** begin Dataset content **

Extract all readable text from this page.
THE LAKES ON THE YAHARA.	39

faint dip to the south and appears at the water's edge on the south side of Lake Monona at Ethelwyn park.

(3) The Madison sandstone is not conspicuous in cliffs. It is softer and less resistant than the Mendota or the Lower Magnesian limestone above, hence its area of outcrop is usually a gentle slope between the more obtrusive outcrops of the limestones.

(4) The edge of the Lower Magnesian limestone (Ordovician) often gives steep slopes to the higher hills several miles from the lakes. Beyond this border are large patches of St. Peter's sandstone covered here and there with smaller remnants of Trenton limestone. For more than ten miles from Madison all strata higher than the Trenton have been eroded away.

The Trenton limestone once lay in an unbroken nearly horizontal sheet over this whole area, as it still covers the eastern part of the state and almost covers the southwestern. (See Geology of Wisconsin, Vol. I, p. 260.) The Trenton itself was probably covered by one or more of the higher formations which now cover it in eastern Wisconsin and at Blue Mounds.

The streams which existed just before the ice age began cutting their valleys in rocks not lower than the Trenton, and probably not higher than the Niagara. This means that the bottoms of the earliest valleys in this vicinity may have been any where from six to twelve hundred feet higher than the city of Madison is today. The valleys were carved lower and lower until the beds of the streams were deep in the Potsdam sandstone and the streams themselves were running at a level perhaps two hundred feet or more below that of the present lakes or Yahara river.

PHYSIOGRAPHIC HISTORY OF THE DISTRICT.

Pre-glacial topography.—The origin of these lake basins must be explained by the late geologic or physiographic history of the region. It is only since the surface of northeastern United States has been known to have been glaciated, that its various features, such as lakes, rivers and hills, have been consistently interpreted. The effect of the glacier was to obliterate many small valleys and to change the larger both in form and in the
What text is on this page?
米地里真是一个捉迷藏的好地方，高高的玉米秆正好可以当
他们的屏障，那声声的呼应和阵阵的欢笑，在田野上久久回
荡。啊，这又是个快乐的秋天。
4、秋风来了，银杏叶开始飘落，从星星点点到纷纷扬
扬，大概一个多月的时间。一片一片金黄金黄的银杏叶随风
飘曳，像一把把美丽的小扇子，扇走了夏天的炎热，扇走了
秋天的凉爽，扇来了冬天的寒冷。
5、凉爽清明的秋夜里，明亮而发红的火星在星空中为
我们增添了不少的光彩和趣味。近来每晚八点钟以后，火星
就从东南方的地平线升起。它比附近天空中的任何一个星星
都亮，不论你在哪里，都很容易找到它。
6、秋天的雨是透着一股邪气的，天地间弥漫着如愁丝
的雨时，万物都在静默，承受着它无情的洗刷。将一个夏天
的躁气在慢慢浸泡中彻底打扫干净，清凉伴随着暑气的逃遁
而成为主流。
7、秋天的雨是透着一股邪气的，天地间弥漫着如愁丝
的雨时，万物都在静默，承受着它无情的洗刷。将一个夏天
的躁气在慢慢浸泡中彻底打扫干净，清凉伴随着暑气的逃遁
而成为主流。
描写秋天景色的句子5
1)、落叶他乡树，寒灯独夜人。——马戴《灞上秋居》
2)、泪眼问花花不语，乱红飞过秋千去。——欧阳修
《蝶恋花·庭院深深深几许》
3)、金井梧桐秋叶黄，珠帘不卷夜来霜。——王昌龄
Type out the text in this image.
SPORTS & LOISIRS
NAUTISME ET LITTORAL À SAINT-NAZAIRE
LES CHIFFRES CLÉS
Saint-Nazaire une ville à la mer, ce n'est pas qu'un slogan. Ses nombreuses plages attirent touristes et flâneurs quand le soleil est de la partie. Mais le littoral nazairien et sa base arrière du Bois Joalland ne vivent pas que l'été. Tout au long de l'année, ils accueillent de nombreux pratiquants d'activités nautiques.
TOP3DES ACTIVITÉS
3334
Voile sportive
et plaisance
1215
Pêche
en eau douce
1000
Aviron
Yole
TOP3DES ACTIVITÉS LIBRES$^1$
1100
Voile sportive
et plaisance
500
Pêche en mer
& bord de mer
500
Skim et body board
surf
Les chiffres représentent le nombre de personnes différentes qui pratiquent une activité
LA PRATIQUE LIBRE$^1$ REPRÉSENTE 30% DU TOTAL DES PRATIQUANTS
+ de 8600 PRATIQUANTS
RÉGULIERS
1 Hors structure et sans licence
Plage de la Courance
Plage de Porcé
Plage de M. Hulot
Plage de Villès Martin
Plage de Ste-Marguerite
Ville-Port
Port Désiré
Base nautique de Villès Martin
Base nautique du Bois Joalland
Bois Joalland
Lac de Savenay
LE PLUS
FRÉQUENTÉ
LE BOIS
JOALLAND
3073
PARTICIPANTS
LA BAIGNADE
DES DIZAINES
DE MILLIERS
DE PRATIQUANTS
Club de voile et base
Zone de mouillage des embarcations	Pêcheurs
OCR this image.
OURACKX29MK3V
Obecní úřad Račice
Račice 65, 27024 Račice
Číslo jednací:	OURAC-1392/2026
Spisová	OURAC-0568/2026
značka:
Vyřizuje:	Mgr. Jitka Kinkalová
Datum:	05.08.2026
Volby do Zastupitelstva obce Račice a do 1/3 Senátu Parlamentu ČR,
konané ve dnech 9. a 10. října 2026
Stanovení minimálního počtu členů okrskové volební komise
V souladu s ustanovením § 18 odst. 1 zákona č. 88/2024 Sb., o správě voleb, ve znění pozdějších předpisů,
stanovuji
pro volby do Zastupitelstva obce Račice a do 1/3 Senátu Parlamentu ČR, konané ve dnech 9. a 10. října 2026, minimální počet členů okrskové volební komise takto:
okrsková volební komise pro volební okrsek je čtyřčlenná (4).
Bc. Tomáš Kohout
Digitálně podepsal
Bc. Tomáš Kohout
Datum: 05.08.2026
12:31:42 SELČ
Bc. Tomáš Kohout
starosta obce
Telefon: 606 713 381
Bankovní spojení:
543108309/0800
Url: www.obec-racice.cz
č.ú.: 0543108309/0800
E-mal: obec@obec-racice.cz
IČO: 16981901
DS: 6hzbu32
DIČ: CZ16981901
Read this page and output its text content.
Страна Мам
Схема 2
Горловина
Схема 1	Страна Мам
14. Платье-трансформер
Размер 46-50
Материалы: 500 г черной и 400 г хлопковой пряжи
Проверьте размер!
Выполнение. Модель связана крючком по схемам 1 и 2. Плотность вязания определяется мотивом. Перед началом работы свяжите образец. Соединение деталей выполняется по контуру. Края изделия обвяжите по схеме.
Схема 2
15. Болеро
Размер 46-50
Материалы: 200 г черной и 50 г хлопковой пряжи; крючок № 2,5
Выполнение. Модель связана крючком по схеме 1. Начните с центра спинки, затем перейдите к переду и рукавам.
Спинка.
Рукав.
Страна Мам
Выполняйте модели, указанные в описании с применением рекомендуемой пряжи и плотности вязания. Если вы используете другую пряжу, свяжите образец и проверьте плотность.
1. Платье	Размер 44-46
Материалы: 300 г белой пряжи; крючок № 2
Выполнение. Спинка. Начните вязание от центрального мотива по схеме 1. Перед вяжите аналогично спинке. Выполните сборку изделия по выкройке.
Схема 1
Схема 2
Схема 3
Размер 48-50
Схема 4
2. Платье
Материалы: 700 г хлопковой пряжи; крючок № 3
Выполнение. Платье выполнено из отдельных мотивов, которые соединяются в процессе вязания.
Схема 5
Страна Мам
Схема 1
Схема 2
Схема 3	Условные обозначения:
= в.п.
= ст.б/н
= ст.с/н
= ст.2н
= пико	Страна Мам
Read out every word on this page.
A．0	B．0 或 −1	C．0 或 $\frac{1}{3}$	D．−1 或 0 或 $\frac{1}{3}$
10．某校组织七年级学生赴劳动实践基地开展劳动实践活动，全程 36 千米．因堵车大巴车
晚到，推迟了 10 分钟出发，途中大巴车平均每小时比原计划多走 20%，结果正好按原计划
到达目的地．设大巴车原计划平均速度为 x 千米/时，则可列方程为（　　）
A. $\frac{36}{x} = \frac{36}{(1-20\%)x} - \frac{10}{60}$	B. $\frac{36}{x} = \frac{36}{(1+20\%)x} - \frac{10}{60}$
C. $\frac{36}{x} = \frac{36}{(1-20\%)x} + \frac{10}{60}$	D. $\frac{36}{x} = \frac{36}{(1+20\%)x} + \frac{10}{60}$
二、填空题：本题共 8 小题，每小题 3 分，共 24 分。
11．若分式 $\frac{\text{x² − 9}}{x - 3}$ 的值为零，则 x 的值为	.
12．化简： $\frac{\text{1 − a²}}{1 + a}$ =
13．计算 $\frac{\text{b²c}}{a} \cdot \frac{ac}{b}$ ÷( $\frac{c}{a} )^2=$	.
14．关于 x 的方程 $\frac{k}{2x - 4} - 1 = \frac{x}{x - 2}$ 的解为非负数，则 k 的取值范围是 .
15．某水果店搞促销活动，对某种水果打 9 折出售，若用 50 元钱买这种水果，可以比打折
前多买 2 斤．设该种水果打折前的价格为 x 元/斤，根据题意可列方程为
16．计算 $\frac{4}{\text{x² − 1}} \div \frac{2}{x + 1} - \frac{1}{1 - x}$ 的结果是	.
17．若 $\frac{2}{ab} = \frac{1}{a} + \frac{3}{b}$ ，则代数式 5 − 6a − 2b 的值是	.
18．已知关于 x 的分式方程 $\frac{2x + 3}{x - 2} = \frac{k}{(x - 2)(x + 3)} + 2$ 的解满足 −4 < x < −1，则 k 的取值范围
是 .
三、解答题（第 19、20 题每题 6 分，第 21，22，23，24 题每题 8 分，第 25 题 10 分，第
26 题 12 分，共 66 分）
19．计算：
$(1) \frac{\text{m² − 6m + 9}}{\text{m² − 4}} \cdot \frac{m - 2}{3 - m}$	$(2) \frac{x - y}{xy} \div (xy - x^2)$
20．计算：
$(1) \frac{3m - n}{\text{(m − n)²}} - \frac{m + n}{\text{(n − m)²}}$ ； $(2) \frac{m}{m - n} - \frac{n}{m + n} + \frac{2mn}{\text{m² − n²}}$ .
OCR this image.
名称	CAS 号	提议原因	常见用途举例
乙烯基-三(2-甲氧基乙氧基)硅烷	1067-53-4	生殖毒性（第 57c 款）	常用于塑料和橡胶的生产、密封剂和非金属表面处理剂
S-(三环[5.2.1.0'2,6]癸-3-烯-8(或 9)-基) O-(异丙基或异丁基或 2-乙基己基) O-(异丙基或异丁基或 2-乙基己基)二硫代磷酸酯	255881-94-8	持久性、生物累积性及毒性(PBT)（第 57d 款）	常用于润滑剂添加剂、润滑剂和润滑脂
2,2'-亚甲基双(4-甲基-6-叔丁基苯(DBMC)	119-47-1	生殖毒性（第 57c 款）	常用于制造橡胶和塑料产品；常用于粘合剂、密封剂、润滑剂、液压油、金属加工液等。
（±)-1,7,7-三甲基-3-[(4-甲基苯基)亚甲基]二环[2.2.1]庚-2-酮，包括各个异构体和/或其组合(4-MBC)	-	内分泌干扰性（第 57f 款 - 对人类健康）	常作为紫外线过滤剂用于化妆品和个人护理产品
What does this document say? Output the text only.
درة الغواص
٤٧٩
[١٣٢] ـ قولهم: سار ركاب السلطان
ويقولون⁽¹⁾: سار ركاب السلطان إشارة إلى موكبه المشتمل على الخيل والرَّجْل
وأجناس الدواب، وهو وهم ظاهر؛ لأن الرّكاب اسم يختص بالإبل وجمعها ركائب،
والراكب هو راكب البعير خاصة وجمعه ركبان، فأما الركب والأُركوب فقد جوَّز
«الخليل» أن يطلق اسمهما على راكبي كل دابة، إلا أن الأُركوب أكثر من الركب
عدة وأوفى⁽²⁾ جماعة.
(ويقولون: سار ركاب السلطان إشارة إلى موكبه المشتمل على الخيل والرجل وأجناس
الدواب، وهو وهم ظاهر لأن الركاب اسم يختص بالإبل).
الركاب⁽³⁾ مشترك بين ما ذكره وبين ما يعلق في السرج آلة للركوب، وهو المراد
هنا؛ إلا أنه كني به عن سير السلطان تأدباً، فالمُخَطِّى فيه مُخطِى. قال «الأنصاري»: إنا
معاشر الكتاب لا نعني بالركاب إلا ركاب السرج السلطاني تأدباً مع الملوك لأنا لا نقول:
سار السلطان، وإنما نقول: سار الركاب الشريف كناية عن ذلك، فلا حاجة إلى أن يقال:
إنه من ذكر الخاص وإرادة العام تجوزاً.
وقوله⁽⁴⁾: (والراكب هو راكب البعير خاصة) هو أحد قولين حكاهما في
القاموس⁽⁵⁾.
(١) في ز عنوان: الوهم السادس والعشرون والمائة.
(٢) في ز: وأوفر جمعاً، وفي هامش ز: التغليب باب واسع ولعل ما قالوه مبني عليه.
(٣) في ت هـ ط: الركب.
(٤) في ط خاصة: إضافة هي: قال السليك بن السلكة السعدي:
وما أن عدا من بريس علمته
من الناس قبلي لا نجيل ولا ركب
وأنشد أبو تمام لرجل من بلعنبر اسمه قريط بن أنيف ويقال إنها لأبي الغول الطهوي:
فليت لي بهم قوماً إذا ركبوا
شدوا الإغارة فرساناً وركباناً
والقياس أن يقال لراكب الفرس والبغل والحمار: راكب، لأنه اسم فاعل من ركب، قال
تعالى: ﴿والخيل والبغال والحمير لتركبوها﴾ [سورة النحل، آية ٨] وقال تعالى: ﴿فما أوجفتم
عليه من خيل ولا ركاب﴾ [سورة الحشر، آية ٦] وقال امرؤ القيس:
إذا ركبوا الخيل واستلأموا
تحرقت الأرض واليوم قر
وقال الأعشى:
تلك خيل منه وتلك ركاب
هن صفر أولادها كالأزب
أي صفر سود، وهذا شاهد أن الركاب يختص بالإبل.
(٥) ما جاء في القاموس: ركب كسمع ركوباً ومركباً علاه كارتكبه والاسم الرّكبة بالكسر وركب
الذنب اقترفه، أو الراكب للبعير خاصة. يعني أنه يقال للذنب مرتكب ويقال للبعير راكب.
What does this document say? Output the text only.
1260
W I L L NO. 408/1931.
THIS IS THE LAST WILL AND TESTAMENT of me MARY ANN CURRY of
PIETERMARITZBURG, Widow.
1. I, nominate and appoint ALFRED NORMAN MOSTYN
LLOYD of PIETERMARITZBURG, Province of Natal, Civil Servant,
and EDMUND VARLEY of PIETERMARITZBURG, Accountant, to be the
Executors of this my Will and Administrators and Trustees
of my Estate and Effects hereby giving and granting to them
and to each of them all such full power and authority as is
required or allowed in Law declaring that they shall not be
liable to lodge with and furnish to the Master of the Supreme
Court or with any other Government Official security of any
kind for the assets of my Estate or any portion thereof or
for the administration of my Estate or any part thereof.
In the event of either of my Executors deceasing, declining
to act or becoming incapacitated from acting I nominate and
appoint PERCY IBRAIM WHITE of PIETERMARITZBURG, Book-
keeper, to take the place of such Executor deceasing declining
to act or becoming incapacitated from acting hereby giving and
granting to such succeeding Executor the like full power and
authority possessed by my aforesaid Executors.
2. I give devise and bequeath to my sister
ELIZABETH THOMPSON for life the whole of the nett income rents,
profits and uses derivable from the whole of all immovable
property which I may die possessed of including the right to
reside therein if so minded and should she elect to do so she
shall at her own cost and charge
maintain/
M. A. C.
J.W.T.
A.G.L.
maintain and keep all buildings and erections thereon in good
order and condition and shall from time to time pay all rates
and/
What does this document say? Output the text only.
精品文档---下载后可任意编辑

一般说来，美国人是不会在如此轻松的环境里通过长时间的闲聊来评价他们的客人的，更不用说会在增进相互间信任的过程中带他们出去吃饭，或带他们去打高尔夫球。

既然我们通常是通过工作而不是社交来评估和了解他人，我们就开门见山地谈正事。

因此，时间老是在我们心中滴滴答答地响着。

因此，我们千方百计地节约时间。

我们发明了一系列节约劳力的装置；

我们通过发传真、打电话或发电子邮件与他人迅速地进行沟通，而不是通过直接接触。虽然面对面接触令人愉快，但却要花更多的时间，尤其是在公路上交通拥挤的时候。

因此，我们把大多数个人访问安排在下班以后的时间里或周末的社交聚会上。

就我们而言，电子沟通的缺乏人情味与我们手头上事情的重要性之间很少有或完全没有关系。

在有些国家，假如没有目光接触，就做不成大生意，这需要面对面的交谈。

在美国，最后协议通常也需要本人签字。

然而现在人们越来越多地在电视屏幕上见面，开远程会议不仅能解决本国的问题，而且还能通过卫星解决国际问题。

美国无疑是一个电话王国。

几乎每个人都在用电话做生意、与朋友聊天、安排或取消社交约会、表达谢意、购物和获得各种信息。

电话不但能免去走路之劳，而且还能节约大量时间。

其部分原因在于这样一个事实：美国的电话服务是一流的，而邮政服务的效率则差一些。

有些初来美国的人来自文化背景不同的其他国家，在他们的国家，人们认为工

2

** end Dataset content **

# [Directive]
Return every line in the listing that contains the word "becoming".

# [Written reply]
to act or becoming incapacitated from acting I nominate and
to act or becoming incapacitated from acting hereby giving and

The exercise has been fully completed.